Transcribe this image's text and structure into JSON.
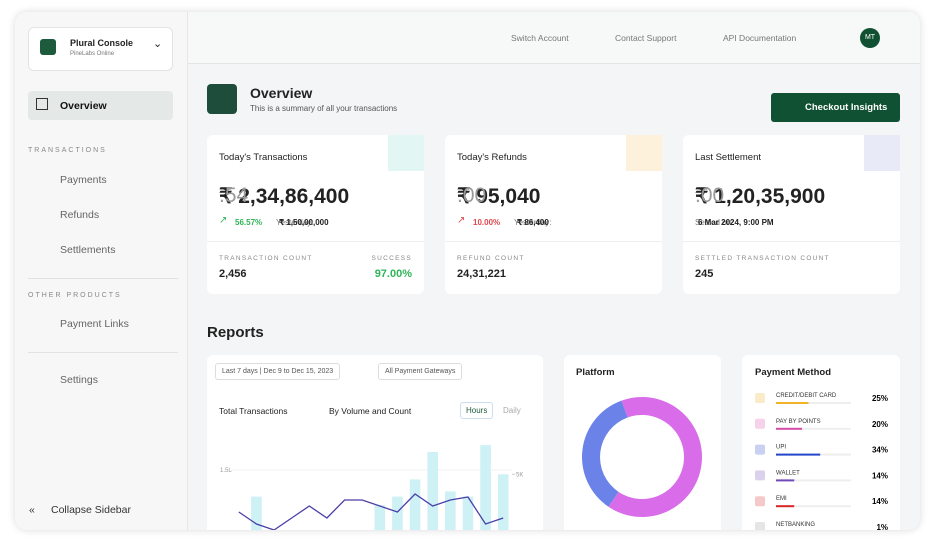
{
  "sidebar": {
    "account": {
      "name": "Plural Console",
      "sub": "PineLabs Online"
    },
    "overview": "Overview",
    "sections": [
      {
        "title": "TRANSACTIONS",
        "items": [
          "Payments",
          "Refunds",
          "Settlements"
        ]
      },
      {
        "title": "OTHER PRODUCTS",
        "items": [
          "Payment Links"
        ]
      }
    ],
    "settings": "Settings",
    "collapse": "Collapse Sidebar"
  },
  "topbar": {
    "links": [
      "Switch Account",
      "Contact Support",
      "API Documentation"
    ],
    "avatar": "MT"
  },
  "header": {
    "title": "Overview",
    "subtitle": "This is a summary of all your transactions",
    "button": "Checkout Insights"
  },
  "cards": [
    {
      "title": "Today's Transactions",
      "amount": "₹ 2,34,86,400",
      "decimal": ".54",
      "change": "56.57%",
      "note_label": "Yesterday:",
      "note": "₹ 1,50,00,000",
      "stats": [
        {
          "label": "TRANSACTION COUNT",
          "value": "2,456"
        },
        {
          "label": "SUCCESS",
          "value": "97.00%"
        }
      ]
    },
    {
      "title": "Today's Refunds",
      "amount": "₹ 95,040",
      "decimal": ".00",
      "change": "10.00%",
      "note_label": "Yesterday:",
      "note": "₹ 86,400",
      "stats": [
        {
          "label": "REFUND COUNT",
          "value": "24,31,221"
        }
      ]
    },
    {
      "title": "Last Settlement",
      "amount": "₹ 1,20,35,900",
      "decimal": ".00",
      "note_label": "Settled on:",
      "note": "6 Mar 2024, 9:00 PM",
      "stats": [
        {
          "label": "SETTLED TRANSACTION COUNT",
          "value": "245"
        }
      ]
    }
  ],
  "reports": {
    "title": "Reports",
    "filters": [
      "Last 7 days | Dec 9 to Dec 15, 2023",
      "All Payment Gateways"
    ],
    "metric": "Total Transactions",
    "mode": "By Volume and Count",
    "toggle": [
      "Hours",
      "Daily"
    ],
    "chart": {
      "type": "bar",
      "ylim": [
        0,
        2
      ],
      "yticks": [
        {
          "value": 1.5,
          "label": "1.5L"
        }
      ],
      "y2lim": [
        0,
        7
      ],
      "y2ticks": [
        {
          "value": 5,
          "label": "5K"
        }
      ],
      "series": [
        {
          "color": "#cdf1f5",
          "axis": "y2",
          "values": [
            1.2,
            3.7,
            0.8,
            1.0,
            1.0,
            0.9,
            1.0,
            0.7,
            3.2,
            3.7,
            4.7,
            6.3,
            4.0,
            3.7,
            6.7,
            5.0
          ]
        },
        {
          "color": "#4b3fa8",
          "values": [
            0.8,
            0.6,
            0.5,
            0.7,
            0.9,
            0.7,
            1.0,
            1.0,
            0.9,
            0.8,
            1.1,
            0.9,
            1.0,
            1.05,
            0.6,
            0.7
          ]
        }
      ]
    }
  },
  "platform": {
    "title": "Platform",
    "type": "donut",
    "values": [
      65,
      35
    ],
    "colors": [
      "#d86ce9",
      "#6b82e8"
    ]
  },
  "payment_method": {
    "title": "Payment Method",
    "categories": [
      "CREDIT/DEBIT CARD",
      "PAY BY POINTS",
      "UPI",
      "WALLET",
      "EMI",
      "NETBANKING"
    ],
    "values": [
      25,
      20,
      34,
      14,
      14,
      1
    ],
    "value_labels": [
      "25%",
      "20%",
      "34%",
      "14%",
      "14%",
      "1%"
    ],
    "colors": [
      "#f0b429",
      "#d64ca8",
      "#2446c9",
      "#7048b8",
      "#d62828",
      "#999999"
    ]
  }
}
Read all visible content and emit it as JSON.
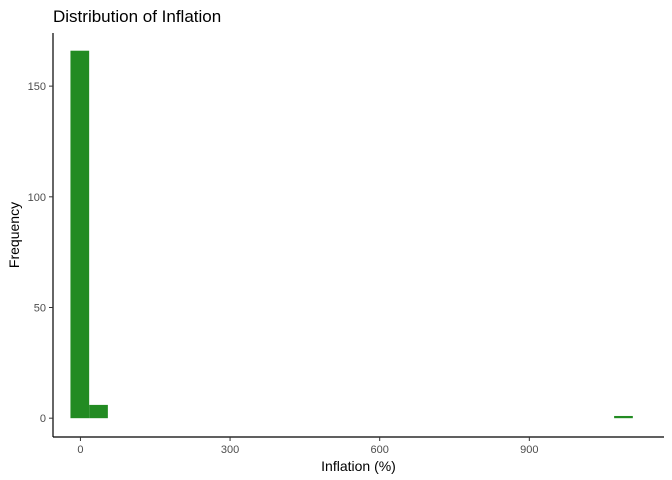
{
  "chart_data": {
    "type": "bar",
    "title": "Distribution of Inflation",
    "xlabel": "Inflation (%)",
    "ylabel": "Frequency",
    "xlim": [
      -55,
      1170
    ],
    "ylim": [
      -8.5,
      174
    ],
    "x_ticks": [
      0,
      300,
      600,
      900
    ],
    "y_ticks": [
      0,
      50,
      100,
      150
    ],
    "x_tick_labels": [
      "0",
      "300",
      "600",
      "900"
    ],
    "y_tick_labels": [
      "0",
      "50",
      "100",
      "150"
    ],
    "bin_width": 37.5,
    "bars": [
      {
        "x_start": -20,
        "x_end": 17.5,
        "count": 166
      },
      {
        "x_start": 17.5,
        "x_end": 55,
        "count": 6
      },
      {
        "x_start": 1070,
        "x_end": 1107.5,
        "count": 1
      }
    ],
    "bar_color": "#228B22",
    "grid": false,
    "legend": "none"
  }
}
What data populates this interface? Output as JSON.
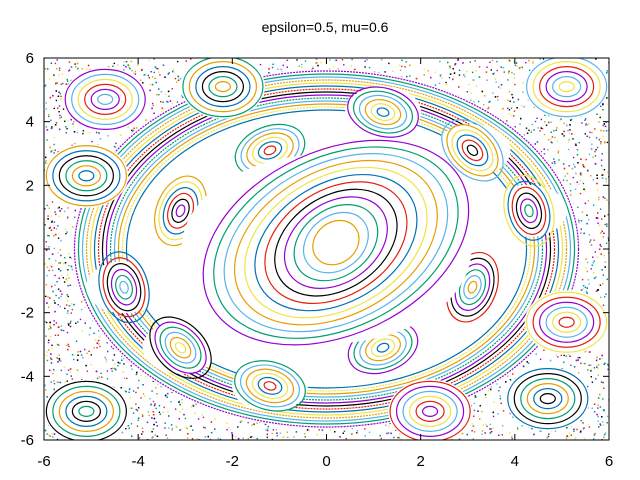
{
  "chart_data": {
    "type": "scatter",
    "title": "epsilon=0.5, mu=0.6",
    "xlabel": "",
    "ylabel": "",
    "xlim": [
      -6,
      6
    ],
    "ylim": [
      -6,
      6
    ],
    "xticks": [
      "-6",
      "-4",
      "-2",
      "0",
      "2",
      "4",
      "6"
    ],
    "yticks": [
      "-6",
      "-4",
      "-2",
      "0",
      "2",
      "4",
      "6"
    ],
    "grid": false,
    "legend": "none",
    "colors": [
      "#9400d3",
      "#009e73",
      "#56b4e9",
      "#e69f00",
      "#f0e442",
      "#0072b2",
      "#e51e10",
      "#000000"
    ],
    "structure": {
      "central_island": {
        "center": [
          0.2,
          0.2
        ],
        "orbits": 12
      },
      "islands_chain_8": [
        {
          "center": [
            1.2,
            4.3
          ]
        },
        {
          "center": [
            -1.2,
            3.1
          ]
        },
        {
          "center": [
            3.1,
            3.1
          ]
        },
        {
          "center": [
            -3.1,
            1.2
          ]
        },
        {
          "center": [
            4.3,
            1.2
          ]
        },
        {
          "center": [
            -4.3,
            -1.2
          ]
        },
        {
          "center": [
            3.1,
            -1.2
          ]
        },
        {
          "center": [
            -3.1,
            -3.1
          ]
        },
        {
          "center": [
            1.2,
            -3.1
          ]
        },
        {
          "center": [
            -1.2,
            -4.3
          ]
        }
      ],
      "corner_islands": [
        {
          "center": [
            -4.7,
            4.7
          ]
        },
        {
          "center": [
            -2.2,
            5.1
          ]
        },
        {
          "center": [
            5.1,
            5.1
          ]
        },
        {
          "center": [
            -5.1,
            2.3
          ]
        },
        {
          "center": [
            5.1,
            -2.3
          ]
        },
        {
          "center": [
            4.7,
            -4.7
          ]
        },
        {
          "center": [
            2.2,
            -5.1
          ]
        },
        {
          "center": [
            -5.1,
            -5.1
          ]
        }
      ]
    }
  }
}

▶ _WHAT TO PRODUCE_: Retype each record exactly as it stands, but do not include the pictures.

▶ _FINISHED EXERCISE_:
Transcribe this image's text and structure into JSON.
{
  "sidebar": {
    "account": {
      "name": "Plural Console",
      "sub": "PineLabs Online"
    },
    "overview": "Overview",
    "sections": [
      {
        "title": "TRANSACTIONS",
        "items": [
          "Payments",
          "Refunds",
          "Settlements"
        ]
      },
      {
        "title": "OTHER PRODUCTS",
        "items": [
          "Payment Links"
        ]
      }
    ],
    "settings": "Settings",
    "collapse": "Collapse Sidebar"
  },
  "topbar": {
    "links": [
      "Switch Account",
      "Contact Support",
      "API Documentation"
    ],
    "avatar": "MT"
  },
  "header": {
    "title": "Overview",
    "subtitle": "This is a summary of all your transactions",
    "button": "Checkout Insights"
  },
  "cards": [
    {
      "title": "Today's Transactions",
      "amount": "₹ 2,34,86,400",
      "decimal": ".54",
      "change": "56.57%",
      "note_label": "Yesterday:",
      "note": "₹ 1,50,00,000",
      "stats": [
        {
          "label": "TRANSACTION COUNT",
          "value": "2,456"
        },
        {
          "label": "SUCCESS",
          "value": "97.00%"
        }
      ]
    },
    {
      "title": "Today's Refunds",
      "amount": "₹ 95,040",
      "decimal": ".00",
      "change": "10.00%",
      "note_label": "Yesterday:",
      "note": "₹ 86,400",
      "stats": [
        {
          "label": "REFUND COUNT",
          "value": "24,31,221"
        }
      ]
    },
    {
      "title": "Last Settlement",
      "amount": "₹ 1,20,35,900",
      "decimal": ".00",
      "note_label": "Settled on:",
      "note": "6 Mar 2024, 9:00 PM",
      "stats": [
        {
          "label": "SETTLED TRANSACTION COUNT",
          "value": "245"
        }
      ]
    }
  ],
  "reports": {
    "title": "Reports",
    "filters": [
      "Last 7 days | Dec 9 to Dec 15, 2023",
      "All Payment Gateways"
    ],
    "metric": "Total Transactions",
    "mode": "By Volume and Count",
    "toggle": [
      "Hours",
      "Daily"
    ],
    "chart": {
      "type": "bar",
      "ylim": [
        0,
        2
      ],
      "yticks": [
        {
          "value": 1.5,
          "label": "1.5L"
        }
      ],
      "y2lim": [
        0,
        7
      ],
      "y2ticks": [
        {
          "value": 5,
          "label": "5K"
        }
      ],
      "series": [
        {
          "color": "#cdf1f5",
          "axis": "y2",
          "values": [
            1.2,
            3.7,
            0.8,
            1.0,
            1.0,
            0.9,
            1.0,
            0.7,
            3.2,
            3.7,
            4.7,
            6.3,
            4.0,
            3.7,
            6.7,
            5.0
          ]
        },
        {
          "color": "#4b3fa8",
          "values": [
            0.8,
            0.6,
            0.5,
            0.7,
            0.9,
            0.7,
            1.0,
            1.0,
            0.9,
            0.8,
            1.1,
            0.9,
            1.0,
            1.05,
            0.6,
            0.7
          ]
        }
      ]
    }
  },
  "platform": {
    "title": "Platform",
    "type": "donut",
    "values": [
      65,
      35
    ],
    "colors": [
      "#d86ce9",
      "#6b82e8"
    ]
  },
  "payment_method": {
    "title": "Payment Method",
    "categories": [
      "CREDIT/DEBIT CARD",
      "PAY BY POINTS",
      "UPI",
      "WALLET",
      "EMI",
      "NETBANKING"
    ],
    "values": [
      25,
      20,
      34,
      14,
      14,
      1
    ],
    "value_labels": [
      "25%",
      "20%",
      "34%",
      "14%",
      "14%",
      "1%"
    ],
    "colors": [
      "#f0b429",
      "#d64ca8",
      "#2446c9",
      "#7048b8",
      "#d62828",
      "#999999"
    ]
  }
}
Read all visible content and emit it as JSON.
{
  "chart_data": {
    "type": "bar",
    "title": "Distribution of Inflation",
    "xlabel": "Inflation (%)",
    "ylabel": "Frequency",
    "xlim": [
      -55,
      1170
    ],
    "ylim": [
      -8.5,
      174
    ],
    "x_ticks": [
      0,
      300,
      600,
      900
    ],
    "y_ticks": [
      0,
      50,
      100,
      150
    ],
    "x_tick_labels": [
      "0",
      "300",
      "600",
      "900"
    ],
    "y_tick_labels": [
      "0",
      "50",
      "100",
      "150"
    ],
    "bin_width": 37.5,
    "bars": [
      {
        "x_start": -20,
        "x_end": 17.5,
        "count": 166
      },
      {
        "x_start": 17.5,
        "x_end": 55,
        "count": 6
      },
      {
        "x_start": 1070,
        "x_end": 1107.5,
        "count": 1
      }
    ],
    "bar_color": "#228B22",
    "grid": false,
    "legend": "none"
  }
}
What data populates this interface? Output as JSON.
{
  "chart_data": {
    "type": "scatter",
    "title": "epsilon=0.5, mu=0.6",
    "xlabel": "",
    "ylabel": "",
    "xlim": [
      -6,
      6
    ],
    "ylim": [
      -6,
      6
    ],
    "xticks": [
      "-6",
      "-4",
      "-2",
      "0",
      "2",
      "4",
      "6"
    ],
    "yticks": [
      "-6",
      "-4",
      "-2",
      "0",
      "2",
      "4",
      "6"
    ],
    "grid": false,
    "legend": "none",
    "colors": [
      "#9400d3",
      "#009e73",
      "#56b4e9",
      "#e69f00",
      "#f0e442",
      "#0072b2",
      "#e51e10",
      "#000000"
    ],
    "structure": {
      "central_island": {
        "center": [
          0.2,
          0.2
        ],
        "orbits": 12
      },
      "islands_chain_8": [
        {
          "center": [
            1.2,
            4.3
          ]
        },
        {
          "center": [
            -1.2,
            3.1
          ]
        },
        {
          "center": [
            3.1,
            3.1
          ]
        },
        {
          "center": [
            -3.1,
            1.2
          ]
        },
        {
          "center": [
            4.3,
            1.2
          ]
        },
        {
          "center": [
            -4.3,
            -1.2
          ]
        },
        {
          "center": [
            3.1,
            -1.2
          ]
        },
        {
          "center": [
            -3.1,
            -3.1
          ]
        },
        {
          "center": [
            1.2,
            -3.1
          ]
        },
        {
          "center": [
            -1.2,
            -4.3
          ]
        }
      ],
      "corner_islands": [
        {
          "center": [
            -4.7,
            4.7
          ]
        },
        {
          "center": [
            -2.2,
            5.1
          ]
        },
        {
          "center": [
            5.1,
            5.1
          ]
        },
        {
          "center": [
            -5.1,
            2.3
          ]
        },
        {
          "center": [
            5.1,
            -2.3
          ]
        },
        {
          "center": [
            4.7,
            -4.7
          ]
        },
        {
          "center": [
            2.2,
            -5.1
          ]
        },
        {
          "center": [
            -5.1,
            -5.1
          ]
        }
      ]
    }
  }
}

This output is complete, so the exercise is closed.